Exercise task ▸ Each entry that follows is to be retyped exactly. Pictures do not belong in the copy.

Records for this exercise ▸
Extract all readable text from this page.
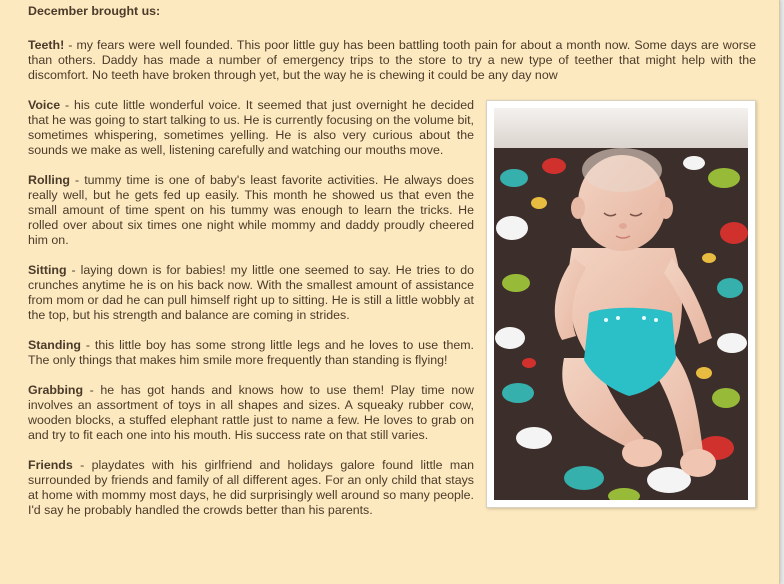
December brought us:

Teeth! - my fears were well founded. This poor little guy has been battling tooth pain for about a month now. Some days are worse than others. Daddy has made a number of emergency trips to the store to try a new type of teether that might help with the discomfort. No teeth have broken through yet, but the way he is chewing it could be any day now

Voice - his cute little wonderful voice. It seemed that just overnight he decided that he was going to start talking to us. He is currently focusing on the volume bit, sometimes whispering, sometimes yelling. He is also very curious about the sounds we make as well, listening carefully and watching our mouths move.

Rolling - tummy time is one of baby's least favorite activities. He always does really well, but he gets fed up easily. This month he showed us that even the small amount of time spent on his tummy was enough to learn the tricks. He rolled over about six times one night while mommy and daddy proudly cheered him on.

Sitting - laying down is for babies! my little one seemed to say. He tries to do crunches anytime he is on his back now. With the smallest amount of assistance from mom or dad he can pull himself right up to sitting. He is still a little wobbly at the top, but his strength and balance are coming in strides.

Standing - this little boy has some strong little legs and he loves to use them. The only things that makes him smile more frequently than standing is flying!

Grabbing - he has got hands and knows how to use them! Play time now involves an assortment of toys in all shapes and sizes. A squeaky rubber cow, wooden blocks, a stuffed elephant rattle just to name a few. He loves to grab on and try to fit each one into his mouth. His success rate on that still varies.

Friends - playdates with his girlfriend and holidays galore found little man surrounded by friends and family of all different ages. For an only child that stays at home with mommy most days, he did surprisingly well around so many people. I'd say he probably handled the crowds better than his parents.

Correct result ▸
Extract all readable text from this page.
December brought us:

Teeth! - my fears were well founded. This poor little guy has been battling tooth pain for about a month now. Some days are worse than others. Daddy has made a number of emergency trips to the store to try a new type of teether that might help with the discomfort. No teeth have broken through yet, but the way he is chewing it could be any day now

Voice - his cute little wonderful voice. It seemed that just overnight he decided that he was going to start talking to us. He is currently focusing on the volume bit, sometimes whispering, sometimes yelling. He is also very curious about the sounds we make as well, listening carefully and watching our mouths move.

Rolling - tummy time is one of baby's least favorite activities. He always does really well, but he gets fed up easily. This month he showed us that even the small amount of time spent on his tummy was enough to learn the tricks. He rolled over about six times one night while mommy and daddy proudly cheered him on.

Sitting - laying down is for babies! my little one seemed to say. He tries to do crunches anytime he is on his back now. With the smallest amount of assistance from mom or dad he can pull himself right up to sitting. He is still a little wobbly at the top, but his strength and balance are coming in strides.

Standing - this little boy has some strong little legs and he loves to use them. The only things that makes him smile more frequently than standing is flying!

Grabbing - he has got hands and knows how to use them! Play time now involves an assortment of toys in all shapes and sizes. A squeaky rubber cow, wooden blocks, a stuffed elephant rattle just to name a few. He loves to grab on and try to fit each one into his mouth. His success rate on that still varies.

Friends - playdates with his girlfriend and holidays galore found little man surrounded by friends and family of all different ages. For an only child that stays at home with mommy most days, he did surprisingly well around so many people. I'd say he probably handled the crowds better than his parents.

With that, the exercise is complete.